Check every line below for the word "日前一次性支付" and copy each one that has it.
#####
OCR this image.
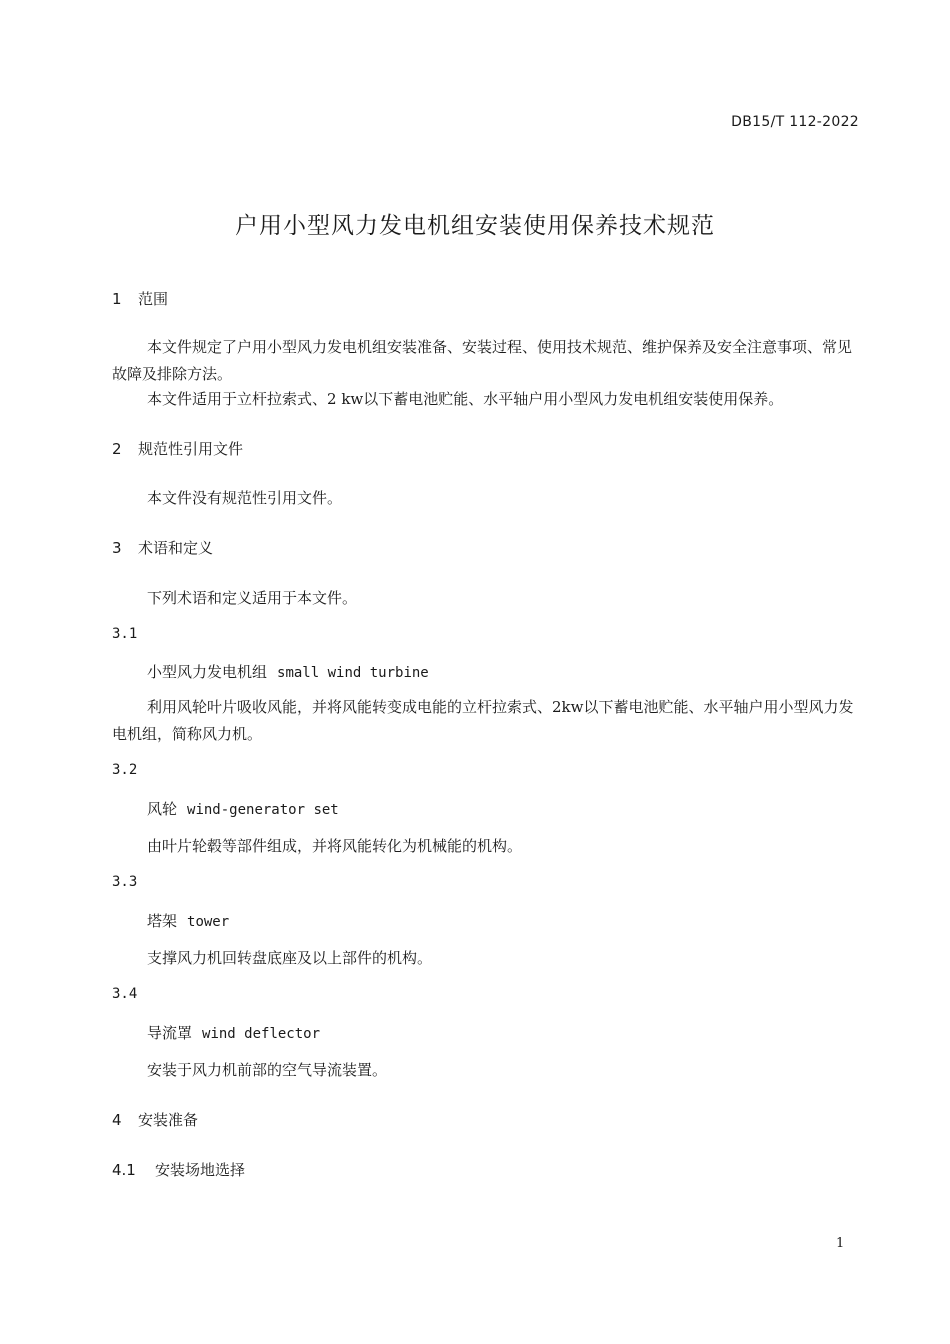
DB15/T 112-2022
户用小型风力发电机组安装使用保养技术规范
1 范围
本文件规定了户用小型风力发电机组安装准备、安装过程、使用技术规范、维护保养及安全注意事项、常见故障及排除方法。
本文件适用于立杆拉索式、2 kw以下蓄电池贮能、水平轴户用小型风力发电机组安装使用保养。
2 规范性引用文件
本文件没有规范性引用文件。
3 术语和定义
下列术语和定义适用于本文件。
3.1
小型风力发电机组 small wind turbine
利用风轮叶片吸收风能，并将风能转变成电能的立杆拉索式、2kw以下蓄电池贮能、水平轴户用小型风力发电机组，简称风力机。
3.2
风轮 wind-generator set
由叶片轮毂等部件组成，并将风能转化为机械能的机构。
3.3
塔架 tower
支撑风力机回转盘底座及以上部件的机构。
3.4
导流罩 wind deflector
安装于风力机前部的空气导流装置。
4 安装准备
4.1 安装场地选择
1
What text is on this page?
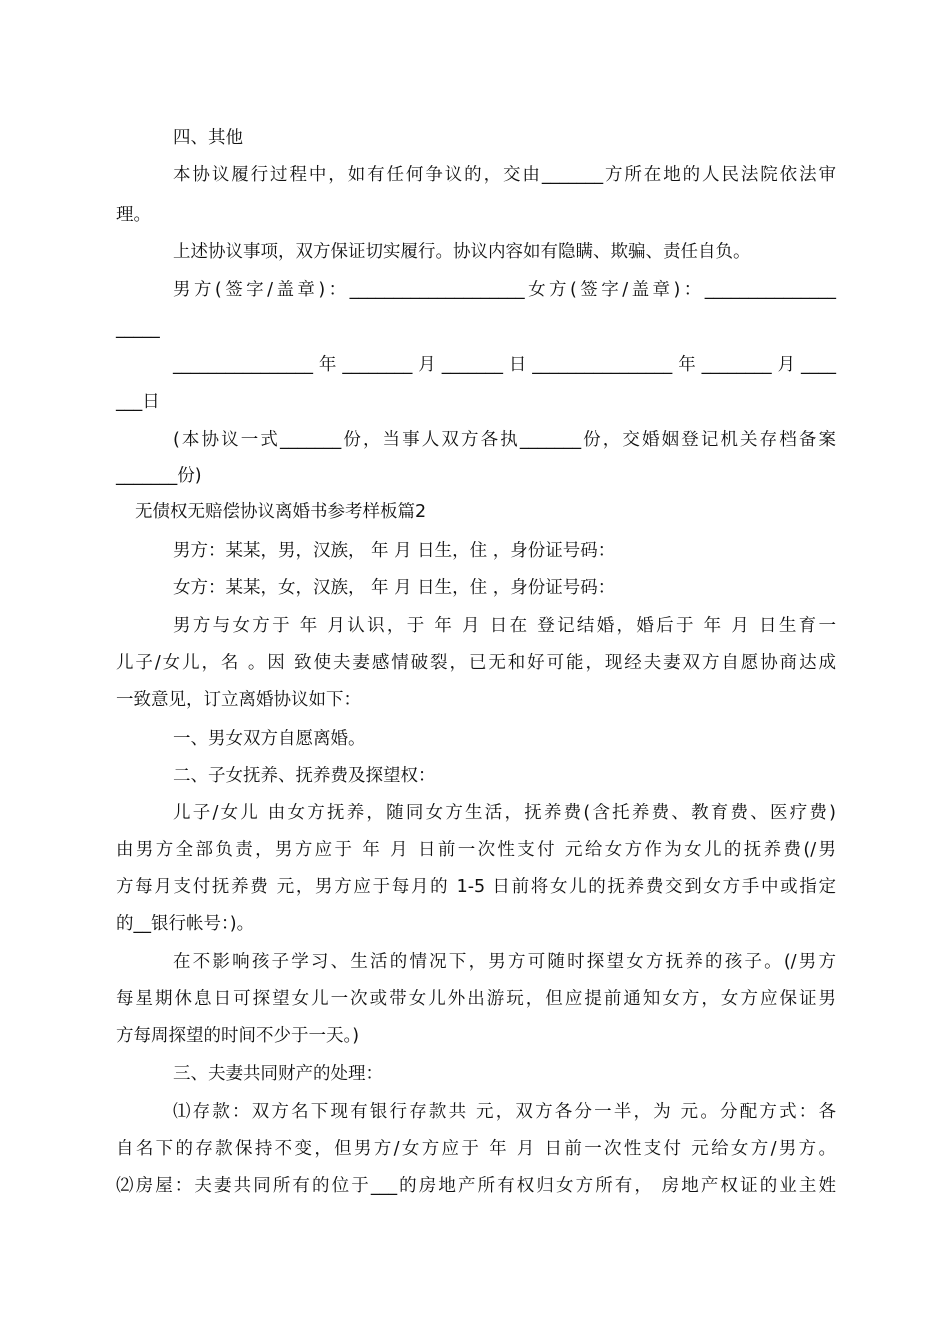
四、其他
本协议履行过程中，如有任何争议的，交由_______方所在地的人民法院依法审
理。
上述协议事项，双方保证切实履行。协议内容如有隐瞒、欺骗、责任自负。
男方(签字/盖章)：____________________女方(签字/盖章)：_______________
_____
________________年________月_______日________________年________月____
___日
(本协议一式_______份，当事人双方各执_______份，交婚姻登记机关存档备案
_______份)
无债权无赔偿协议离婚书参考样板篇2
男方：某某，男，汉族， 年 月 日生，住 ，身份证号码：
女方：某某，女，汉族， 年 月 日生，住 ，身份证号码：
男方与女方于 年 月认识，于 年 月 日在 登记结婚，婚后于 年 月 日生育一
儿子/女儿，名 。因 致使夫妻感情破裂，已无和好可能，现经夫妻双方自愿协商达成
一致意见，订立离婚协议如下：
一、男女双方自愿离婚。
二、子女抚养、抚养费及探望权：
儿子/女儿 由女方抚养，随同女方生活，抚养费(含托养费、教育费、医疗费)
由男方全部负责，男方应于 年 月 日前一次性支付 元给女方作为女儿的抚养费(/男
方每月支付抚养费 元，男方应于每月的 1-5 日前将女儿的抚养费交到女方手中或指定
的__银行帐号：)。
在不影响孩子学习、生活的情况下，男方可随时探望女方抚养的孩子。(/男方
每星期休息日可探望女儿一次或带女儿外出游玩，但应提前通知女方，女方应保证男
方每周探望的时间不少于一天。)
三、夫妻共同财产的处理：
⑴存款：双方名下现有银行存款共 元，双方各分一半，为 元。分配方式：各
自名下的存款保持不变，但男方/女方应于 年 月 日前一次性支付 元给女方/男方。
⑵房屋：夫妻共同所有的位于___的房地产所有权归女方所有， 房地产权证的业主姓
#####
**SOLUTION TO THIS TASK:**
由男方全部负责，男方应于 年 月 日前一次性支付 元给女方作为女儿的抚养费(/男
自名下的存款保持不变，但男方/女方应于 年 月 日前一次性支付 元给女方/男方。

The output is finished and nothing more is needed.